--- Start of SUPPLIED RECORDS ---
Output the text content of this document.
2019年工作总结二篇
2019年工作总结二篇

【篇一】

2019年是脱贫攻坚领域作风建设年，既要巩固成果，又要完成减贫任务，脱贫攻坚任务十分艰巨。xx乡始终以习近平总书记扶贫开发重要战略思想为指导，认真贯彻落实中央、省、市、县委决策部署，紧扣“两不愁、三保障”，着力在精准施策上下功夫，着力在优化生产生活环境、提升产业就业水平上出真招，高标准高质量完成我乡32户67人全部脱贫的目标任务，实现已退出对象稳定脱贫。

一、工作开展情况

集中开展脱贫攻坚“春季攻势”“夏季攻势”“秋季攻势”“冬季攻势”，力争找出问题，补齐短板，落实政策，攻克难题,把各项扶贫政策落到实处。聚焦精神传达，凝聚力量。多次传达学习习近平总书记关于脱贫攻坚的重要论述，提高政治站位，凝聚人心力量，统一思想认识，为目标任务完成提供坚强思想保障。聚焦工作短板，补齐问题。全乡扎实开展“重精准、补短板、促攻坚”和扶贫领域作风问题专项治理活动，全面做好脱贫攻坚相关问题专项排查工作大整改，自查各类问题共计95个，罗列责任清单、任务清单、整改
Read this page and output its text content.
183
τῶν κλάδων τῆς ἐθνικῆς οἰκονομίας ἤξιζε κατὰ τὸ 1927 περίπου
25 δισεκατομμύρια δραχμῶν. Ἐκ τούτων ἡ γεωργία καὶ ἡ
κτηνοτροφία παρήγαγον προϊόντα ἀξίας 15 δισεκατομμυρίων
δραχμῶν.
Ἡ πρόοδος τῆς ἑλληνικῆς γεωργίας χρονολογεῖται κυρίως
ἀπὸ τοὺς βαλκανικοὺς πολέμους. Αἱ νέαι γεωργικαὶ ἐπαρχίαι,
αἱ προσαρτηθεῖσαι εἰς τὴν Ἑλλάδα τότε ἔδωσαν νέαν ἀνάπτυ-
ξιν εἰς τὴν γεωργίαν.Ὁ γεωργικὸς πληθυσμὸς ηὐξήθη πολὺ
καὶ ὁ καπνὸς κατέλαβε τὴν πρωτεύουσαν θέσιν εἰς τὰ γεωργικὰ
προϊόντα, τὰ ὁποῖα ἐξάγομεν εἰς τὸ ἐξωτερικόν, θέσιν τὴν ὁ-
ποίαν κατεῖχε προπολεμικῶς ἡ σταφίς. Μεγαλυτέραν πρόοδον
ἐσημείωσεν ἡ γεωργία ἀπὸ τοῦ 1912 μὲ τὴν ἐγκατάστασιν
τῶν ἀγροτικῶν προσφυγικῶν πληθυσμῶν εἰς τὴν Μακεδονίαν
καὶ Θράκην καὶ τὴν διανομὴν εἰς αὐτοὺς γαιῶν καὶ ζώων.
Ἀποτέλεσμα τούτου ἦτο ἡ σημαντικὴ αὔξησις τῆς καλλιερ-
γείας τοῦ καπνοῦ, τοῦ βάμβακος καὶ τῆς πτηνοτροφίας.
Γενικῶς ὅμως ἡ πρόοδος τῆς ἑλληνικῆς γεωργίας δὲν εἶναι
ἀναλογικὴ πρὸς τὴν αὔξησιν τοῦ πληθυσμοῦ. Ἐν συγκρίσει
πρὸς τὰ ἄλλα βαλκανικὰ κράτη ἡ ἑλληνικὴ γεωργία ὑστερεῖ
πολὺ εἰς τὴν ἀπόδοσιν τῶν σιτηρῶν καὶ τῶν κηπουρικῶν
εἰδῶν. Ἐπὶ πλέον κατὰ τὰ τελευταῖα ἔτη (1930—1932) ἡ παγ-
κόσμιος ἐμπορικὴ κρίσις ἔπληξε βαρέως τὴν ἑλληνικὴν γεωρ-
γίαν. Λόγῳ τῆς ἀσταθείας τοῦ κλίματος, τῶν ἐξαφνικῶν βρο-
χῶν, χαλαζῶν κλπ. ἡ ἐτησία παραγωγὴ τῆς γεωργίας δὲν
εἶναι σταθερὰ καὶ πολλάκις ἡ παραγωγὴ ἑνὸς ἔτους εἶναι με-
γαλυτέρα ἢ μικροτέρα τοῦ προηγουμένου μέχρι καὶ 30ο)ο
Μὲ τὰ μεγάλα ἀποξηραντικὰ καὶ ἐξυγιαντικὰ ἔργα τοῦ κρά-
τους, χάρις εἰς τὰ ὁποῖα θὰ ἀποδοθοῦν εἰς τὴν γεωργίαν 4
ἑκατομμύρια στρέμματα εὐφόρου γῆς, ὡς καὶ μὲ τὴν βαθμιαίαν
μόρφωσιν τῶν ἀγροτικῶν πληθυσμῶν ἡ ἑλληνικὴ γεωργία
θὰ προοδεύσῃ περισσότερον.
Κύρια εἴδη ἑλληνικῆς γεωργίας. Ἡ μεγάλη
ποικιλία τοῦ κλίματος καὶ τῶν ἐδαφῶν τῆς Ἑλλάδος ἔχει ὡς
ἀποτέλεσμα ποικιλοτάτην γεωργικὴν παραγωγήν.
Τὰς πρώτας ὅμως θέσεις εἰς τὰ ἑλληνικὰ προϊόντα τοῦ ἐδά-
--- End of SUPPLIED RECORDS ---
* [GIVEN REQUEST] Without changing a word, restate the whole listing.

* [SOLUTION FOR THIS TASK]
Output the text content of this document.
2019年工作总结二篇
2019年工作总结二篇

【篇一】

2019年是脱贫攻坚领域作风建设年，既要巩固成果，又要完成减贫任务，脱贫攻坚任务十分艰巨。xx乡始终以习近平总书记扶贫开发重要战略思想为指导，认真贯彻落实中央、省、市、县委决策部署，紧扣“两不愁、三保障”，着力在精准施策上下功夫，着力在优化生产生活环境、提升产业就业水平上出真招，高标准高质量完成我乡32户67人全部脱贫的目标任务，实现已退出对象稳定脱贫。

一、工作开展情况

集中开展脱贫攻坚“春季攻势”“夏季攻势”“秋季攻势”“冬季攻势”，力争找出问题，补齐短板，落实政策，攻克难题,把各项扶贫政策落到实处。聚焦精神传达，凝聚力量。多次传达学习习近平总书记关于脱贫攻坚的重要论述，提高政治站位，凝聚人心力量，统一思想认识，为目标任务完成提供坚强思想保障。聚焦工作短板，补齐问题。全乡扎实开展“重精准、补短板、促攻坚”和扶贫领域作风问题专项治理活动，全面做好脱贫攻坚相关问题专项排查工作大整改，自查各类问题共计95个，罗列责任清单、任务清单、整改
Read this page and output its text content.
183
τῶν κλάδων τῆς ἐθνικῆς οἰκονομίας ἤξιζε κατὰ τὸ 1927 περίπου
25 δισεκατομμύρια δραχμῶν. Ἐκ τούτων ἡ γεωργία καὶ ἡ
κτηνοτροφία παρήγαγον προϊόντα ἀξίας 15 δισεκατομμυρίων
δραχμῶν.
Ἡ πρόοδος τῆς ἑλληνικῆς γεωργίας χρονολογεῖται κυρίως
ἀπὸ τοὺς βαλκανικοὺς πολέμους. Αἱ νέαι γεωργικαὶ ἐπαρχίαι,
αἱ προσαρτηθεῖσαι εἰς τὴν Ἑλλάδα τότε ἔδωσαν νέαν ἀνάπτυ-
ξιν εἰς τὴν γεωργίαν.Ὁ γεωργικὸς πληθυσμὸς ηὐξήθη πολὺ
καὶ ὁ καπνὸς κατέλαβε τὴν πρωτεύουσαν θέσιν εἰς τὰ γεωργικὰ
προϊόντα, τὰ ὁποῖα ἐξάγομεν εἰς τὸ ἐξωτερικόν, θέσιν τὴν ὁ-
ποίαν κατεῖχε προπολεμικῶς ἡ σταφίς. Μεγαλυτέραν πρόοδον
ἐσημείωσεν ἡ γεωργία ἀπὸ τοῦ 1912 μὲ τὴν ἐγκατάστασιν
τῶν ἀγροτικῶν προσφυγικῶν πληθυσμῶν εἰς τὴν Μακεδονίαν
καὶ Θράκην καὶ τὴν διανομὴν εἰς αὐτοὺς γαιῶν καὶ ζώων.
Ἀποτέλεσμα τούτου ἦτο ἡ σημαντικὴ αὔξησις τῆς καλλιερ-
γείας τοῦ καπνοῦ, τοῦ βάμβακος καὶ τῆς πτηνοτροφίας.
Γενικῶς ὅμως ἡ πρόοδος τῆς ἑλληνικῆς γεωργίας δὲν εἶναι
ἀναλογικὴ πρὸς τὴν αὔξησιν τοῦ πληθυσμοῦ. Ἐν συγκρίσει
πρὸς τὰ ἄλλα βαλκανικὰ κράτη ἡ ἑλληνικὴ γεωργία ὑστερεῖ
πολὺ εἰς τὴν ἀπόδοσιν τῶν σιτηρῶν καὶ τῶν κηπουρικῶν
εἰδῶν. Ἐπὶ πλέον κατὰ τὰ τελευταῖα ἔτη (1930—1932) ἡ παγ-
κόσμιος ἐμπορικὴ κρίσις ἔπληξε βαρέως τὴν ἑλληνικὴν γεωρ-
γίαν. Λόγῳ τῆς ἀσταθείας τοῦ κλίματος, τῶν ἐξαφνικῶν βρο-
χῶν, χαλαζῶν κλπ. ἡ ἐτησία παραγωγὴ τῆς γεωργίας δὲν
εἶναι σταθερὰ καὶ πολλάκις ἡ παραγωγὴ ἑνὸς ἔτους εἶναι με-
γαλυτέρα ἢ μικροτέρα τοῦ προηγουμένου μέχρι καὶ 30ο)ο
Μὲ τὰ μεγάλα ἀποξηραντικὰ καὶ ἐξυγιαντικὰ ἔργα τοῦ κρά-
τους, χάρις εἰς τὰ ὁποῖα θὰ ἀποδοθοῦν εἰς τὴν γεωργίαν 4
ἑκατομμύρια στρέμματα εὐφόρου γῆς, ὡς καὶ μὲ τὴν βαθμιαίαν
μόρφωσιν τῶν ἀγροτικῶν πληθυσμῶν ἡ ἑλληνικὴ γεωργία
θὰ προοδεύσῃ περισσότερον.
Κύρια εἴδη ἑλληνικῆς γεωργίας. Ἡ μεγάλη
ποικιλία τοῦ κλίματος καὶ τῶν ἐδαφῶν τῆς Ἑλλάδος ἔχει ὡς
ἀποτέλεσμα ποικιλοτάτην γεωργικὴν παραγωγήν.
Τὰς πρώτας ὅμως θέσεις εἰς τὰ ἑλληνικὰ προϊόντα τοῦ ἐδά-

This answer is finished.